━━━ Data ━━━

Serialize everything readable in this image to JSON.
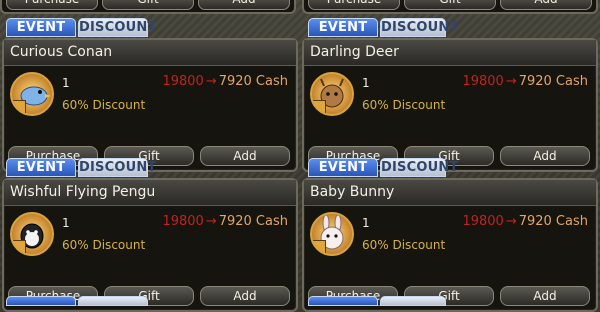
{
  "tabs": {
    "event": "EVENT",
    "discount": "DISCOUNT"
  },
  "buttons": {
    "purchase": "Purchase",
    "gift": "Gift",
    "add": "Add"
  },
  "items": [
    {
      "name": "Curious Conan",
      "qty": "1",
      "orig_price": "19800",
      "arrow": "→",
      "sale_price": "7920 Cash",
      "discount": "60% Discount",
      "icon": "blue-bird-icon"
    },
    {
      "name": "Darling Deer",
      "qty": "1",
      "orig_price": "19800",
      "arrow": "→",
      "sale_price": "7920 Cash",
      "discount": "60% Discount",
      "icon": "deer-icon"
    },
    {
      "name": "Wishful Flying Pengu",
      "qty": "1",
      "orig_price": "19800",
      "arrow": "→",
      "sale_price": "7920 Cash",
      "discount": "60% Discount",
      "icon": "penguin-icon"
    },
    {
      "name": "Baby Bunny",
      "qty": "1",
      "orig_price": "19800",
      "arrow": "→",
      "sale_price": "7920 Cash",
      "discount": "60% Discount",
      "icon": "bunny-icon"
    }
  ],
  "colors": {
    "event_tab": "#2a55b8",
    "price_original": "#c12222",
    "price_sale": "#e3a56a",
    "discount_text": "#d5b245"
  }
}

━━━

## Set exercise
Give the material again exactly as it is, but keep the pictures out.

## Right answer
Serialize everything readable in this image to JSON.
{
  "tabs": {
    "event": "EVENT",
    "discount": "DISCOUNT"
  },
  "buttons": {
    "purchase": "Purchase",
    "gift": "Gift",
    "add": "Add"
  },
  "items": [
    {
      "name": "Curious Conan",
      "qty": "1",
      "orig_price": "19800",
      "arrow": "→",
      "sale_price": "7920 Cash",
      "discount": "60% Discount",
      "icon": "blue-bird-icon"
    },
    {
      "name": "Darling Deer",
      "qty": "1",
      "orig_price": "19800",
      "arrow": "→",
      "sale_price": "7920 Cash",
      "discount": "60% Discount",
      "icon": "deer-icon"
    },
    {
      "name": "Wishful Flying Pengu",
      "qty": "1",
      "orig_price": "19800",
      "arrow": "→",
      "sale_price": "7920 Cash",
      "discount": "60% Discount",
      "icon": "penguin-icon"
    },
    {
      "name": "Baby Bunny",
      "qty": "1",
      "orig_price": "19800",
      "arrow": "→",
      "sale_price": "7920 Cash",
      "discount": "60% Discount",
      "icon": "bunny-icon"
    }
  ],
  "colors": {
    "event_tab": "#2a55b8",
    "price_original": "#c12222",
    "price_sale": "#e3a56a",
    "discount_text": "#d5b245"
  }
}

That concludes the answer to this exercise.